[Start DATA RECORDS]

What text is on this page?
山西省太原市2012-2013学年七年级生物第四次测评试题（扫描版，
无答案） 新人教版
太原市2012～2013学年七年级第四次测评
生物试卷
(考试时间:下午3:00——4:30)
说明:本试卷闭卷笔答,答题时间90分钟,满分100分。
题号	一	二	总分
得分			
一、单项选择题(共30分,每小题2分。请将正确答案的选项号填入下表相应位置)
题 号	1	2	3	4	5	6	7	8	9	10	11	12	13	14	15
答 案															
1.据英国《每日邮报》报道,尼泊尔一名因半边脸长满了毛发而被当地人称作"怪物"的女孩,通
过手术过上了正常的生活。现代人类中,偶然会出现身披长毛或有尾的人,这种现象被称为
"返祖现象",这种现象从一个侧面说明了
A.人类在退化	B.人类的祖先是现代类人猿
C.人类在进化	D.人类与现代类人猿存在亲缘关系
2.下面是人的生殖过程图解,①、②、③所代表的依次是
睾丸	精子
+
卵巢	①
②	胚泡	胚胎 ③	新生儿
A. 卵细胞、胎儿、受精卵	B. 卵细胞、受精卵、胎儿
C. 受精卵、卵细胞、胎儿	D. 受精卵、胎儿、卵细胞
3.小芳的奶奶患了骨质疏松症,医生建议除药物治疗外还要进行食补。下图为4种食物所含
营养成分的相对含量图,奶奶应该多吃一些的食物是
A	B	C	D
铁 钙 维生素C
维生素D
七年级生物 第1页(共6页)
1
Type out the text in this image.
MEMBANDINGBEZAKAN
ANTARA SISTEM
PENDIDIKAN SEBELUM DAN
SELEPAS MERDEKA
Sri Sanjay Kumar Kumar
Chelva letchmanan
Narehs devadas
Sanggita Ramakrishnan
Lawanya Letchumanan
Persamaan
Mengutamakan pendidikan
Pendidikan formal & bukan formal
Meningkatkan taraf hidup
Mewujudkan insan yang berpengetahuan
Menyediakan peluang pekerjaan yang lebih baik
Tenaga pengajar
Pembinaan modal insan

[End DATA RECORDS]

*EXERCISE:* Spot every line that holds "this" and copy it.

*EXERCISE RESPONSE:*
What text is on this page?
Type out the text in this image.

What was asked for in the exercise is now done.